++++ Metin bölümü

Eroğlu, Cumhuriyet Üniversitesince (CÜ) düzenlenen "Kıbrıs'ın Dünü, Bugünü, Yarını" konulu konferansta, Kıbrıs'taki müzakere sürecine değindi.
Kıbrıs davasının, sadece Kıbrıs Türk halkının davası olmadığını, ana vatan Türkiye'nin ve Türk halkın da milli davası olduğunu belirten Eroğlu, "Güçlü bir Türkiye, Kuzey Kıbrıs Türk Cumhuriyeti halkı için çok önemlidir. Güçlü Türkiye'nin desteğiyle ve yanı başımızda olduğunu hissetmemizle biz müzakere masasında çok sağlam oturuyoruz ve diyoruz ki 'Biz haklarımızı almak için bu müzakere masasındayız' çünkü yanı başımızda ana vatan Türkiye vardır" diye konuştu.
Dünya ülkelerinin Kıbrıs'a büyük önem verdiğini dile getiren Eroğlu, her zaman barış ve iş birliğinden yana olduklarını, Kıbrıs'ta barış anlaşmasına varılması için müzakereleri sürdürmeye çalıştıklarını söyledi.
Rumların "Türkiye'nin mücadelesiyle Kıbrıs olayları başlamıştır" iddiasında bulunduğunu belirten Eroğlu, "Rumlar maalesef bütün dünyayı aldatmaktadır ve dünya devletlerinin büyük bir kısmı da maalesef bile bile bu yalana inanmaktadır" dedi.
Müzakere masasında anlaşma olması için her iki tarafın da adım atması gerektiğini ifade eden Eroğlu, bu adımı "Annan Planı"nda attıklarını ancak hep suçlananın Türk tarafı olduğunu belirtti.

++++++++
++++ Veri kayıtları

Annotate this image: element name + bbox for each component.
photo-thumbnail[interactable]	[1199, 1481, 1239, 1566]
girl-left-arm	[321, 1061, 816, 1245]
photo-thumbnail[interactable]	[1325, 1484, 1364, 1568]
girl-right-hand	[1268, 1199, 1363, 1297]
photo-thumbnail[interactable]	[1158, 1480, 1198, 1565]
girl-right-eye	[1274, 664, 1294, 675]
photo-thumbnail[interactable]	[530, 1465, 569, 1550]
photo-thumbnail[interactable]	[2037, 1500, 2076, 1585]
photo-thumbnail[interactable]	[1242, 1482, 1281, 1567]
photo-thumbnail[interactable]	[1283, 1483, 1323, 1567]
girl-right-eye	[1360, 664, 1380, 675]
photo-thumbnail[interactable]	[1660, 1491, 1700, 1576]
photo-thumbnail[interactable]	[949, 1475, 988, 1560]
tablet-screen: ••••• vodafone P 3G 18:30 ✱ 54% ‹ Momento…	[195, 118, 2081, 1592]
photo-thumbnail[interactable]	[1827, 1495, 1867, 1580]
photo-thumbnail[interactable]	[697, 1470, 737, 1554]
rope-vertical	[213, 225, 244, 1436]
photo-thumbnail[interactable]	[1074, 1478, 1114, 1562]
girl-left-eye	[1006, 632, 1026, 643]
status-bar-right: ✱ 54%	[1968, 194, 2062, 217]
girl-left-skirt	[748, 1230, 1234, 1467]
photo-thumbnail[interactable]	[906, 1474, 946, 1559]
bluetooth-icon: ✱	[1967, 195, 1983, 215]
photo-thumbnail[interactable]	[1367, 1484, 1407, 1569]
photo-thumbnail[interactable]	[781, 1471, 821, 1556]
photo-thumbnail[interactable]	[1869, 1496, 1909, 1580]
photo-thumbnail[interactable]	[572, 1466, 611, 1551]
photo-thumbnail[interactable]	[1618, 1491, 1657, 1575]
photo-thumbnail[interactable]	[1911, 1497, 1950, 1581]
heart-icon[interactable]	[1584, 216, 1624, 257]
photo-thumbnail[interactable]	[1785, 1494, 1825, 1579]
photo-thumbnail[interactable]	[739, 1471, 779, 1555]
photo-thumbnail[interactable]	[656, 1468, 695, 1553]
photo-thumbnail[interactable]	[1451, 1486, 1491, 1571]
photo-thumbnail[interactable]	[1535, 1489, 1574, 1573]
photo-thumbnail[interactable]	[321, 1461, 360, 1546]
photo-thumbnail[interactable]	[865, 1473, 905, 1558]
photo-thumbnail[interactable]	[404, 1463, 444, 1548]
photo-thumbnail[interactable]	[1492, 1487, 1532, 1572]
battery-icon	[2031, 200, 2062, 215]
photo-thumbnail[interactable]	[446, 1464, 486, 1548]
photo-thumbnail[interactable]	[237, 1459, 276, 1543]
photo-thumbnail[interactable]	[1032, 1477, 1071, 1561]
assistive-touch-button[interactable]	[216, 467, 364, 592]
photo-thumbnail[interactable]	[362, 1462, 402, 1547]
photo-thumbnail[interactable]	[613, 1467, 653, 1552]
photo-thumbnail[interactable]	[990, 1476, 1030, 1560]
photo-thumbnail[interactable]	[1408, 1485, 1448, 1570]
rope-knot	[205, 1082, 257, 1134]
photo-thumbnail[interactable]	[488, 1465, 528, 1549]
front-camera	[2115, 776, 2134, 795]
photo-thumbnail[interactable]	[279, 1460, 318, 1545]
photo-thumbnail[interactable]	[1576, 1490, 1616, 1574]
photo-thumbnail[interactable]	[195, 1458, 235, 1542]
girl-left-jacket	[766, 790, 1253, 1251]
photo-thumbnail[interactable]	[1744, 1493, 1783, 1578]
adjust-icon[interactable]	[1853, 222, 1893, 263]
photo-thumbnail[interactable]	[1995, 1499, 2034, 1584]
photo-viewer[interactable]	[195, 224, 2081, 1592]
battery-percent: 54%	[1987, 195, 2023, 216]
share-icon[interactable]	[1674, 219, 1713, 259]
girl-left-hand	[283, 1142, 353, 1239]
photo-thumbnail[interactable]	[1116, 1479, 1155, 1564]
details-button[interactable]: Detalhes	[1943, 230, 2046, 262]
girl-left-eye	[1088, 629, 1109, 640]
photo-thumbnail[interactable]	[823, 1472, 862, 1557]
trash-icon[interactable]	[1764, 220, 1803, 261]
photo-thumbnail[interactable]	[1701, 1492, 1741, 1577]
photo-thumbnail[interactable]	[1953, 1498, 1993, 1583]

++++++++

Çalışma konusu →
Kıbrıs müzakereleri üzerine olan metinden, "Kıbrıs davasının, sadece" sözcüklerini içeren ifadeyle açılıp "sürdürmeye çalıştıklarını söyledi." ile kapanan bölümü hiç değiştirmeden çıkar. Bu verilerin yukarıdaki metinle bir ilgisi yoktur.

Alıştırma sonucu →
Kıbrıs davasının, sadece Kıbrıs Türk halkının davası olmadığını, ana vatan Türkiye'nin ve Türk halkın da milli davası olduğunu belirten Eroğlu, "Güçlü bir Türkiye, Kuzey Kıbrıs Türk Cumhuriyeti halkı için çok önemlidir. Güçlü Türkiye'nin desteğiyle ve yanı başımızda olduğunu hissetmemizle biz müzakere masasında çok sağlam oturuyoruz ve diyoruz ki 'Biz haklarımızı almak için bu müzakere masasındayız' çünkü yanı başımızda ana vatan Türkiye vardır" diye konuştu.
Dünya ülkelerinin Kıbrıs'a büyük önem verdiğini dile getiren Eroğlu, her zaman barış ve iş birliğinden yana olduklarını, Kıbrıs'ta barış anlaşmasına varılması için müzakereleri sürdürmeye çalıştıklarını söyledi.